● **Element placement data**:
━━━━━━

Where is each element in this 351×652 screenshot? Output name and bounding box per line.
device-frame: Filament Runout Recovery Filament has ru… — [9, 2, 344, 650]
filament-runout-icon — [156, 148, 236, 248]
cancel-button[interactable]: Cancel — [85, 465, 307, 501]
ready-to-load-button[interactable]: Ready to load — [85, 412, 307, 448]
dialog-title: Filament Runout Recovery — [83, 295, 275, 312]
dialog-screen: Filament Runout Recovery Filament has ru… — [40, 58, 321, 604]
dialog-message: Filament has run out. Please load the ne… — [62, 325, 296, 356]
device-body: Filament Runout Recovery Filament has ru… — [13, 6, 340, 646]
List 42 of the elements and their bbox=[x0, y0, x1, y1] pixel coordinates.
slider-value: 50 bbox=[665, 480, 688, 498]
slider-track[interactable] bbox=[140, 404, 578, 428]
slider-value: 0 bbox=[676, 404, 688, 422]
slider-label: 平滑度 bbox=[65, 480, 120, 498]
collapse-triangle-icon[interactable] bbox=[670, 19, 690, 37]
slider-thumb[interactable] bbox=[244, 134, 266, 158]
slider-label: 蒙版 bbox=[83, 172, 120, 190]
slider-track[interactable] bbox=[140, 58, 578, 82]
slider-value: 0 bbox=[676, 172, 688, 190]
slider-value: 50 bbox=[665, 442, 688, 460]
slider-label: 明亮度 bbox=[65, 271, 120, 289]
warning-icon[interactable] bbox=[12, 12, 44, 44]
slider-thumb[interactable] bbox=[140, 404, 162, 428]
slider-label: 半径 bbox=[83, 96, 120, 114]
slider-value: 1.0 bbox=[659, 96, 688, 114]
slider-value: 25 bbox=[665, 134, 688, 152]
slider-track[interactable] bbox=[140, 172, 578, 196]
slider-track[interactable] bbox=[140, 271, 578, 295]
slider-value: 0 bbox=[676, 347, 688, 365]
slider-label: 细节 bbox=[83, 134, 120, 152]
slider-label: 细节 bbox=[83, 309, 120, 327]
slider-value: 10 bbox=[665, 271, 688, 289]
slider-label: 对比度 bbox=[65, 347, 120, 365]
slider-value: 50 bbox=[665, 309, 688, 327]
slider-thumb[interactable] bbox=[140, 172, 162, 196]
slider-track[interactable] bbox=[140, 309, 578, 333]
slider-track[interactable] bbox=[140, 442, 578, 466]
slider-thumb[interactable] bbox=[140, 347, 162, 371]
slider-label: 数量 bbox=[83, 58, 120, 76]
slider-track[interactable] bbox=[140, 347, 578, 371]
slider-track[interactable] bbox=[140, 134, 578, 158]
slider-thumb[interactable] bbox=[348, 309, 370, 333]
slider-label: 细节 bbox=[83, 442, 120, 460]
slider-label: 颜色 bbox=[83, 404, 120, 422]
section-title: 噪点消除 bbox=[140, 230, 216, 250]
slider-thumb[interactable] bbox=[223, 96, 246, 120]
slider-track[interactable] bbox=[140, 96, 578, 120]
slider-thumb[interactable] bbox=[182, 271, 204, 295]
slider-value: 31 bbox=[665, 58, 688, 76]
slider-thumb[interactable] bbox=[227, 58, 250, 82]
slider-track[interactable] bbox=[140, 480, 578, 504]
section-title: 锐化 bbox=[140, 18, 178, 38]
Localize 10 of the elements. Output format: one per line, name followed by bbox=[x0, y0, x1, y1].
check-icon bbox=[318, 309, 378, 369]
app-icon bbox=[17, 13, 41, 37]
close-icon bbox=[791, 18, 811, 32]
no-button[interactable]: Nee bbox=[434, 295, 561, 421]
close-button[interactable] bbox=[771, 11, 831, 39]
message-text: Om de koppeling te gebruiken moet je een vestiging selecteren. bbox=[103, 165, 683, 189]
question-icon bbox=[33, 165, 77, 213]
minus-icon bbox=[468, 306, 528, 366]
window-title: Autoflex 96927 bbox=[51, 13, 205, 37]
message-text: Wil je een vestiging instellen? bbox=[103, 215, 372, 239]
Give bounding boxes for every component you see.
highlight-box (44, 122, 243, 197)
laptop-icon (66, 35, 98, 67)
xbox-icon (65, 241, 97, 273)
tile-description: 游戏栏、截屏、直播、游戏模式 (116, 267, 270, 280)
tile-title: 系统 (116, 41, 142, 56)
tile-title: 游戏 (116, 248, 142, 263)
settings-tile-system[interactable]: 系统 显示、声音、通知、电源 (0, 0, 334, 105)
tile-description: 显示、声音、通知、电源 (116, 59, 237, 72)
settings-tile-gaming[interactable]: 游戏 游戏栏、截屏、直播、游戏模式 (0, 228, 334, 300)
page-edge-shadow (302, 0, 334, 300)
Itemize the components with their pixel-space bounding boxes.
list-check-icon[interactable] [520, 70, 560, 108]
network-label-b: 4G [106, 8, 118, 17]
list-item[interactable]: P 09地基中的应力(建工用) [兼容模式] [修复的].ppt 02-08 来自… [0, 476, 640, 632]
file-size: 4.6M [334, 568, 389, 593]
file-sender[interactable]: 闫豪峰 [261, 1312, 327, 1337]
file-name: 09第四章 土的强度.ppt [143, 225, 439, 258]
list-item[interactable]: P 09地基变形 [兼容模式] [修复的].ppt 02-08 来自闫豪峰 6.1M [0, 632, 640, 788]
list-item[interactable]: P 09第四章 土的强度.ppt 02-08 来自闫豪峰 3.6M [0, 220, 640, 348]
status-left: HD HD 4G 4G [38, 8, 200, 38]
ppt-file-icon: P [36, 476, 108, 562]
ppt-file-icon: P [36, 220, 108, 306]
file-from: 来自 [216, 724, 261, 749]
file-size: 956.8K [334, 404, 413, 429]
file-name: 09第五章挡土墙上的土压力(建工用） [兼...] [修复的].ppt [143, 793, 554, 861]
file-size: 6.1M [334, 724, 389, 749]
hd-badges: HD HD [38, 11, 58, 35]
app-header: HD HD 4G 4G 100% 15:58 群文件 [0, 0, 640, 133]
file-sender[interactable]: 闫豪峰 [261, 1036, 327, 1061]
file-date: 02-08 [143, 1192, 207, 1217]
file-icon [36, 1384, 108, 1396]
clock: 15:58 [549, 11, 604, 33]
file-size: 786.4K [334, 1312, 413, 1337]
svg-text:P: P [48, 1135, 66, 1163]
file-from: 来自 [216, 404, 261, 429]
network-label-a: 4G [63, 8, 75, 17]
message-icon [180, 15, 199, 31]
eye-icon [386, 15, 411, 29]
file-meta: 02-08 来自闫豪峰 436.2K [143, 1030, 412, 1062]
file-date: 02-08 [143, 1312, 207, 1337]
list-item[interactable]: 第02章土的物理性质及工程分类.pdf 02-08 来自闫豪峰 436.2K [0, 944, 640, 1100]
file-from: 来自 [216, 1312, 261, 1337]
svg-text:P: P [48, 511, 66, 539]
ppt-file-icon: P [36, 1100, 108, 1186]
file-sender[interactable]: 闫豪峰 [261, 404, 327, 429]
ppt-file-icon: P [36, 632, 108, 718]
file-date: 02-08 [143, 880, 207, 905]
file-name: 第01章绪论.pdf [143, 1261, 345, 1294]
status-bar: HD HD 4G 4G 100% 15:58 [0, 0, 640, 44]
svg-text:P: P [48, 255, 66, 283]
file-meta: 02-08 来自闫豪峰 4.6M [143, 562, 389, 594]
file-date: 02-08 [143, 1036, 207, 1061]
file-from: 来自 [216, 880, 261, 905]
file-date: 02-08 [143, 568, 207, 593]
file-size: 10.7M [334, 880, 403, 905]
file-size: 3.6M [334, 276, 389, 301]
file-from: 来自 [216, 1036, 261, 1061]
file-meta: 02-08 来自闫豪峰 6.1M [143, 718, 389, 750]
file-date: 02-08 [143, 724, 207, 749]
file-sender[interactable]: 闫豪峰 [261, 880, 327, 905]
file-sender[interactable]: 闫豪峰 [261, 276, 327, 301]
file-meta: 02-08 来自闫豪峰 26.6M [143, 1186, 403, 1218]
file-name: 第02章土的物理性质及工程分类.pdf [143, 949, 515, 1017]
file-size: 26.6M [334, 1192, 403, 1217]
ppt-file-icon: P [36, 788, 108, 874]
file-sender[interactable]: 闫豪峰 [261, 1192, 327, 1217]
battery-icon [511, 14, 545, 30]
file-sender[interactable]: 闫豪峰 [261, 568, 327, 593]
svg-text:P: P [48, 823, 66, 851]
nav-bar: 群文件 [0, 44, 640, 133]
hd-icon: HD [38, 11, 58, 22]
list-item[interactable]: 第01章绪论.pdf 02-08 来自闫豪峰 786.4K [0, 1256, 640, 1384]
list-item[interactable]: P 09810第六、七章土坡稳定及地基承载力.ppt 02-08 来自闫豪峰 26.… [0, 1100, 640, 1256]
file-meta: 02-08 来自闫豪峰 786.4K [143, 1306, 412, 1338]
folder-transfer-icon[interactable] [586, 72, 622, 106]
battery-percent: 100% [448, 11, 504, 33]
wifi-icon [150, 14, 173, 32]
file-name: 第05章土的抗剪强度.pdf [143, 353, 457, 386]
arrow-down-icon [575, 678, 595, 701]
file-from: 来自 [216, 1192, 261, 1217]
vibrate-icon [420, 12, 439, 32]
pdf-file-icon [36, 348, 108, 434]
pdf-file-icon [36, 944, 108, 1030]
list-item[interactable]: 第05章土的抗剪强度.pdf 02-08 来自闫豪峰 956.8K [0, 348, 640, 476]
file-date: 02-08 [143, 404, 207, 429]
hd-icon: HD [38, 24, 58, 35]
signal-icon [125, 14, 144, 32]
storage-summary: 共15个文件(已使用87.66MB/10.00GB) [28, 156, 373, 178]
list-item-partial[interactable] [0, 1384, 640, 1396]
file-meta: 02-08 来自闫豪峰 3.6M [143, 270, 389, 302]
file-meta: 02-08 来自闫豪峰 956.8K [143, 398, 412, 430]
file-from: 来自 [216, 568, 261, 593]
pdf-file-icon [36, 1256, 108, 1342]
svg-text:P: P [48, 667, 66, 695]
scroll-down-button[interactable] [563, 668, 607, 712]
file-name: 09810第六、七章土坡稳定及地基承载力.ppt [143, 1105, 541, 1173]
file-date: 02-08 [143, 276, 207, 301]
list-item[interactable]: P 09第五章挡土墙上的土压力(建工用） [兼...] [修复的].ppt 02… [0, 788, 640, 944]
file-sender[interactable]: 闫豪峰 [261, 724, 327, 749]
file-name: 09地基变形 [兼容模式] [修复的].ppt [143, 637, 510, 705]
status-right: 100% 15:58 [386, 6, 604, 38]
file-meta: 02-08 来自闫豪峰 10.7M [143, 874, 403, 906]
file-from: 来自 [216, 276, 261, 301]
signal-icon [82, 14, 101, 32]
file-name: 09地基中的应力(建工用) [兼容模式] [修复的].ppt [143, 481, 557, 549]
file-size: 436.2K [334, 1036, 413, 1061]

━━━━━━

● **Exercise description**: Copy out the data from its first line through the line containing "collapse-triangle-icon[interactable] bbox=[670, 19, 690, 37]", keeping every character the same.

● **Task solution**:
Where is each element in this 351×652 screenshot? Output name and bounding box per line.
device-frame: Filament Runout Recovery Filament has ru… — [9, 2, 344, 650]
filament-runout-icon — [156, 148, 236, 248]
cancel-button[interactable]: Cancel — [85, 465, 307, 501]
ready-to-load-button[interactable]: Ready to load — [85, 412, 307, 448]
dialog-title: Filament Runout Recovery — [83, 295, 275, 312]
dialog-screen: Filament Runout Recovery Filament has ru… — [40, 58, 321, 604]
dialog-message: Filament has run out. Please load the ne… — [62, 325, 296, 356]
device-body: Filament Runout Recovery Filament has ru… — [13, 6, 340, 646]
List 42 of the elements and their bbox=[x0, y0, x1, y1] pixel coordinates.
slider-value: 50 bbox=[665, 480, 688, 498]
slider-track[interactable] bbox=[140, 404, 578, 428]
slider-value: 0 bbox=[676, 404, 688, 422]
slider-label: 平滑度 bbox=[65, 480, 120, 498]
collapse-triangle-icon[interactable] bbox=[670, 19, 690, 37]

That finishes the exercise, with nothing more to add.